• [Problem to work on] Every record here should be printed again exactly.

• [Input rows]
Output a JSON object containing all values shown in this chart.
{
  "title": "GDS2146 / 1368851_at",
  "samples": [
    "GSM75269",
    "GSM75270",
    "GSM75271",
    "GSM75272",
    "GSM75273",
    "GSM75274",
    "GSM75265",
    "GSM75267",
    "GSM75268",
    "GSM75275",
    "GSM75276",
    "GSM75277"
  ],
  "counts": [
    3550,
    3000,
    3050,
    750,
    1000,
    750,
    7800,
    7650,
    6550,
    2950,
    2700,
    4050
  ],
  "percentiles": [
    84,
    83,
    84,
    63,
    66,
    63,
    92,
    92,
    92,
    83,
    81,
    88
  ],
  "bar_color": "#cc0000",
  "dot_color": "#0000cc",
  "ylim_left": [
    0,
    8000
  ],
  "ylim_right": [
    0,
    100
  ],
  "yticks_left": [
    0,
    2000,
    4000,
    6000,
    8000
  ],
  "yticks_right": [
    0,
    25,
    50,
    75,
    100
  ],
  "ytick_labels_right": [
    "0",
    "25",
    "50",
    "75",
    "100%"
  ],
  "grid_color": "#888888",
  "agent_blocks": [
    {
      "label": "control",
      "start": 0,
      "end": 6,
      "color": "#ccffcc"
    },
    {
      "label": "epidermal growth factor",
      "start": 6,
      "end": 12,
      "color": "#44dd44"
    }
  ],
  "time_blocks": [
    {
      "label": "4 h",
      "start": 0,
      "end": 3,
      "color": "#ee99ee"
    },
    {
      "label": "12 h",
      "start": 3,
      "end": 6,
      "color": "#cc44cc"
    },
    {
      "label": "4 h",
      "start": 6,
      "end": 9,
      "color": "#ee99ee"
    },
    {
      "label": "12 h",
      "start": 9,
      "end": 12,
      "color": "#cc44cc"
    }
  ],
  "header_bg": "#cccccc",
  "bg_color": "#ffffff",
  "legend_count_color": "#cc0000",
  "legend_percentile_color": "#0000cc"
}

• [Expected answer]
Output a JSON object containing all values shown in this chart.
{
  "title": "GDS2146 / 1368851_at",
  "samples": [
    "GSM75269",
    "GSM75270",
    "GSM75271",
    "GSM75272",
    "GSM75273",
    "GSM75274",
    "GSM75265",
    "GSM75267",
    "GSM75268",
    "GSM75275",
    "GSM75276",
    "GSM75277"
  ],
  "counts": [
    3550,
    3000,
    3050,
    750,
    1000,
    750,
    7800,
    7650,
    6550,
    2950,
    2700,
    4050
  ],
  "percentiles": [
    84,
    83,
    84,
    63,
    66,
    63,
    92,
    92,
    92,
    83,
    81,
    88
  ],
  "bar_color": "#cc0000",
  "dot_color": "#0000cc",
  "ylim_left": [
    0,
    8000
  ],
  "ylim_right": [
    0,
    100
  ],
  "yticks_left": [
    0,
    2000,
    4000,
    6000,
    8000
  ],
  "yticks_right": [
    0,
    25,
    50,
    75,
    100
  ],
  "ytick_labels_right": [
    "0",
    "25",
    "50",
    "75",
    "100%"
  ],
  "grid_color": "#888888",
  "agent_blocks": [
    {
      "label": "control",
      "start": 0,
      "end": 6,
      "color": "#ccffcc"
    },
    {
      "label": "epidermal growth factor",
      "start": 6,
      "end": 12,
      "color": "#44dd44"
    }
  ],
  "time_blocks": [
    {
      "label": "4 h",
      "start": 0,
      "end": 3,
      "color": "#ee99ee"
    },
    {
      "label": "12 h",
      "start": 3,
      "end": 6,
      "color": "#cc44cc"
    },
    {
      "label": "4 h",
      "start": 6,
      "end": 9,
      "color": "#ee99ee"
    },
    {
      "label": "12 h",
      "start": 9,
      "end": 12,
      "color": "#cc44cc"
    }
  ],
  "header_bg": "#cccccc",
  "bg_color": "#ffffff",
  "legend_count_color": "#cc0000",
  "legend_percentile_color": "#0000cc"
}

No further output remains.